▶ [Task requirements]: Pick out the lines below that include the string "Suche".

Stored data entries
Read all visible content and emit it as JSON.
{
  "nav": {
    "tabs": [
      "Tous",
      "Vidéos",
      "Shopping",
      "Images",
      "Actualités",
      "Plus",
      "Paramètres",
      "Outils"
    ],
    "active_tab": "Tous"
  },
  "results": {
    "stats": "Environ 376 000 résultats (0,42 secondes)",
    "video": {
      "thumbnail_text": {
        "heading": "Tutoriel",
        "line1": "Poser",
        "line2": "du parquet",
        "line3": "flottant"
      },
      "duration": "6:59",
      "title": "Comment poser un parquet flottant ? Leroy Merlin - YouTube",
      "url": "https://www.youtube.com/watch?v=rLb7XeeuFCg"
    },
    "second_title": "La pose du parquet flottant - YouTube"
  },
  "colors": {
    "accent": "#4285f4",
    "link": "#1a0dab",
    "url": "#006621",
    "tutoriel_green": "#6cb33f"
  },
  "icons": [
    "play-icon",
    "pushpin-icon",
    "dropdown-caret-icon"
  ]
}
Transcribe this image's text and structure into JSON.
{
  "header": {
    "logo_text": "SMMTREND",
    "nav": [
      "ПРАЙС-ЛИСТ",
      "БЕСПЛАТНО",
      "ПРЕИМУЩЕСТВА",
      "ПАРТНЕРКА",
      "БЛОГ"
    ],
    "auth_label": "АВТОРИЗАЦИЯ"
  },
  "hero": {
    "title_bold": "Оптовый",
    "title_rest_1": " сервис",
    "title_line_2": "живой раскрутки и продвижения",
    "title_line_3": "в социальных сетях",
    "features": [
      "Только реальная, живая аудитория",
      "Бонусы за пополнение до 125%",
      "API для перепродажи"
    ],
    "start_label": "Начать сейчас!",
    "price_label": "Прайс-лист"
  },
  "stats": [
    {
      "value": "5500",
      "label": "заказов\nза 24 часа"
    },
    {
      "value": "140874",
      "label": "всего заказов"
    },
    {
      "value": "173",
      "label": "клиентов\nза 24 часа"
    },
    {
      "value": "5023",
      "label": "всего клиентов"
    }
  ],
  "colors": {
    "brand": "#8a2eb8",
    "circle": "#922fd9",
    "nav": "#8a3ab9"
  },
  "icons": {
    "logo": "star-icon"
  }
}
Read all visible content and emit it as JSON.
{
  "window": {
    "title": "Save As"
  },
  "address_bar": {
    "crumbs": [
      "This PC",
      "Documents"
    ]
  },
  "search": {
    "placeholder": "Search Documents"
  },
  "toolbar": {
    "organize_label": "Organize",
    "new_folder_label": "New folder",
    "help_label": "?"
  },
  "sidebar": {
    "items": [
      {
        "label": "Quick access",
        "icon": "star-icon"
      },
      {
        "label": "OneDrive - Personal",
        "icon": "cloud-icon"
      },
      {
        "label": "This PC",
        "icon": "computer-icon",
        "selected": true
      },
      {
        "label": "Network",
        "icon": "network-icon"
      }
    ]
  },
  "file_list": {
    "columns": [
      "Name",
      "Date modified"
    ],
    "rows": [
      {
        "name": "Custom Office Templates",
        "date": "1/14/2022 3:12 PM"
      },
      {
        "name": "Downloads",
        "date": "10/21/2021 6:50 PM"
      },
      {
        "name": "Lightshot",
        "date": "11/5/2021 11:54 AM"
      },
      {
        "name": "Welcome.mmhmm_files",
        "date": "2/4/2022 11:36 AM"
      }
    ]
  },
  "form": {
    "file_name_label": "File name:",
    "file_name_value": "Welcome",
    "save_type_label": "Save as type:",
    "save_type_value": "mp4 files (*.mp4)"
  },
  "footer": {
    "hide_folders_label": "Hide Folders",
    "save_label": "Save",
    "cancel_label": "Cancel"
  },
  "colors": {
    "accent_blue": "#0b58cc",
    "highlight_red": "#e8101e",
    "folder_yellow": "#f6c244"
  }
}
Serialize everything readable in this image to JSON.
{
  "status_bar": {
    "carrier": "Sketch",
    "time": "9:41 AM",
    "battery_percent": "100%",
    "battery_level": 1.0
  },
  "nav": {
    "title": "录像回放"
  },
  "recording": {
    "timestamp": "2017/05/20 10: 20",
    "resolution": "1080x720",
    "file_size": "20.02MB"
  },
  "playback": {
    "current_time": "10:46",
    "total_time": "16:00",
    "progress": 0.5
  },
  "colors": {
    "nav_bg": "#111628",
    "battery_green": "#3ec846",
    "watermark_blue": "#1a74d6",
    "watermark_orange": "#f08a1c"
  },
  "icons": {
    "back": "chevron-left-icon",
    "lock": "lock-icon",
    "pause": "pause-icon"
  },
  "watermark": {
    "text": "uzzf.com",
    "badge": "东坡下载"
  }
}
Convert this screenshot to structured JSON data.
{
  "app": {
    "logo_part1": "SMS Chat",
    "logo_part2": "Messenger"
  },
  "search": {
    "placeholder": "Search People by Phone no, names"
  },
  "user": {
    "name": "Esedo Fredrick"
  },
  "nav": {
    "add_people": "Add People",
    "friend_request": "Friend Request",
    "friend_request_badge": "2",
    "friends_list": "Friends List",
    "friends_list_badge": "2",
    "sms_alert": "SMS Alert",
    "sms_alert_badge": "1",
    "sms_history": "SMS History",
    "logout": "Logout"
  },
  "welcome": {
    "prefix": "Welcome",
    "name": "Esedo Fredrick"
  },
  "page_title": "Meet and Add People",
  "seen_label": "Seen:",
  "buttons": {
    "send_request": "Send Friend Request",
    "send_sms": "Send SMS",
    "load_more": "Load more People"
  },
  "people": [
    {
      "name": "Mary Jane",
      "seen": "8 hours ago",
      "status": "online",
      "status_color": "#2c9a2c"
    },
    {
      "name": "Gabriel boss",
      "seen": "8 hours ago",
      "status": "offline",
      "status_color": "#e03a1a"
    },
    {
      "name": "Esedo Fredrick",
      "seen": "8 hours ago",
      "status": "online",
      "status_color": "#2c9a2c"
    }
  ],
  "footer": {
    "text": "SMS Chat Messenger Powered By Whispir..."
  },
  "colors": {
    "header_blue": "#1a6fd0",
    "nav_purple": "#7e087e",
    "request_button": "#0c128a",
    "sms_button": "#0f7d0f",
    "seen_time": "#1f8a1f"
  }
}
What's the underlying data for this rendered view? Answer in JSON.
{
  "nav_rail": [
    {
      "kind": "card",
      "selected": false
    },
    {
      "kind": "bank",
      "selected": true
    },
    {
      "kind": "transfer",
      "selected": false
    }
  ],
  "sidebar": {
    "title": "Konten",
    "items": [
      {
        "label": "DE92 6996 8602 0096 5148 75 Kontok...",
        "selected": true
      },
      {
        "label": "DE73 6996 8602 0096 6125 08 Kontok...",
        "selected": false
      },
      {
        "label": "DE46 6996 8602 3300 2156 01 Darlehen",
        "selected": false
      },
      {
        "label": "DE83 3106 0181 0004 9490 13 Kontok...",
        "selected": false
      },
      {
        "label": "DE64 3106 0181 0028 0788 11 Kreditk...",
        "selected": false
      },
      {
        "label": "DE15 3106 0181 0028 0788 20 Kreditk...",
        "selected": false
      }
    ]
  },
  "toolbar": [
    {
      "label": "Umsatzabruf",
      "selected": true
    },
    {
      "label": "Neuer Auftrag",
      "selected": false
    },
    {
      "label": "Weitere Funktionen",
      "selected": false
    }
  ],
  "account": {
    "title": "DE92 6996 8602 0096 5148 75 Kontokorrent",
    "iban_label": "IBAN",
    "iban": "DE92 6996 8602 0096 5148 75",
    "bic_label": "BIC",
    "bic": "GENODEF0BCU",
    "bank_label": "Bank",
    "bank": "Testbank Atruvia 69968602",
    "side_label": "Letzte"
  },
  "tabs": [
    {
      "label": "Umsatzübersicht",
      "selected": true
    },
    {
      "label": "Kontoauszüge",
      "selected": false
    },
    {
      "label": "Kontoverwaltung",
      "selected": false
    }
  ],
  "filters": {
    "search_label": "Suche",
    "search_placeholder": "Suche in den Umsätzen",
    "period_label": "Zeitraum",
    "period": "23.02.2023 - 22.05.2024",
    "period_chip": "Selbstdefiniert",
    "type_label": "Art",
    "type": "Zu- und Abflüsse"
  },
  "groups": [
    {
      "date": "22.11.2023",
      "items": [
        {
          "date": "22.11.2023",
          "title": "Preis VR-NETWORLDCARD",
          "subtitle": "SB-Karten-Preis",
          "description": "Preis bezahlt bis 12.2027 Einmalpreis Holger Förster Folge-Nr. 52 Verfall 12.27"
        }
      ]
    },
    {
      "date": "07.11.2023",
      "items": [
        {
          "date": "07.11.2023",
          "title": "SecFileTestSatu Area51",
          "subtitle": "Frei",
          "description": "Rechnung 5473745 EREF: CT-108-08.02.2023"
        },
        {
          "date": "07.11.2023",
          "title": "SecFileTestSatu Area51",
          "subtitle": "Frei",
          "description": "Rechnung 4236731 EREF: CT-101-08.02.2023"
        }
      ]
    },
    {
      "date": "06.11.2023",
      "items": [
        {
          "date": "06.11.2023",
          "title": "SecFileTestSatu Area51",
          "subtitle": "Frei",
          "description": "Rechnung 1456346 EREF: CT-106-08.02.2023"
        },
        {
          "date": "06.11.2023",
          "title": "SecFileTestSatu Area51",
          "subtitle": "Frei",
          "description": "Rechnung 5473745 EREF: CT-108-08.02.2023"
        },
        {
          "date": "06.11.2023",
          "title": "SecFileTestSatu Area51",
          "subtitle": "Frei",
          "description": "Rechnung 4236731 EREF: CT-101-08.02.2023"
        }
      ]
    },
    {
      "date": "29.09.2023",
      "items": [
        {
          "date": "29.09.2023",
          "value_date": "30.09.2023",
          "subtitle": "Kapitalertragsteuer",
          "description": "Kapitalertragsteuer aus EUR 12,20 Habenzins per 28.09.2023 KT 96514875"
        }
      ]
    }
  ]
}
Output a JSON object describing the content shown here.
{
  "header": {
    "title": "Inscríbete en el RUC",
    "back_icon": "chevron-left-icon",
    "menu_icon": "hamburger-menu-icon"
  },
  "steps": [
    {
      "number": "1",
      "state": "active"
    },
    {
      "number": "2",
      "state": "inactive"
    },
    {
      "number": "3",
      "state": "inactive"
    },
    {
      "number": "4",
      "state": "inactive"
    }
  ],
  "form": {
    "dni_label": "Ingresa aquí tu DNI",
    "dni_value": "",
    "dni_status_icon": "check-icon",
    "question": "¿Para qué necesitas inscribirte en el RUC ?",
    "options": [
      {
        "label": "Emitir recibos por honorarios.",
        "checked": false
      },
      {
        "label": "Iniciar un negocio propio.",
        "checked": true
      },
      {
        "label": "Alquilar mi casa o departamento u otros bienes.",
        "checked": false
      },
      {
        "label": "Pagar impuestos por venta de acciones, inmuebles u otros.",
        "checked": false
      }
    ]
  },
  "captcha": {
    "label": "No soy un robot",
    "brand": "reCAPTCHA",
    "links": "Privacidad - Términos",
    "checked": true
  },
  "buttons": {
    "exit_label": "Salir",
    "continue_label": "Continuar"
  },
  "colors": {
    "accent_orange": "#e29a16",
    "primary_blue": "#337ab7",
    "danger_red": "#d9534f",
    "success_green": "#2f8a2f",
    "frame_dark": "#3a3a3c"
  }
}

▶ [Exercise answer]:
    "search_label": "Suche",
    "search_placeholder": "Suche in den Umsätzen",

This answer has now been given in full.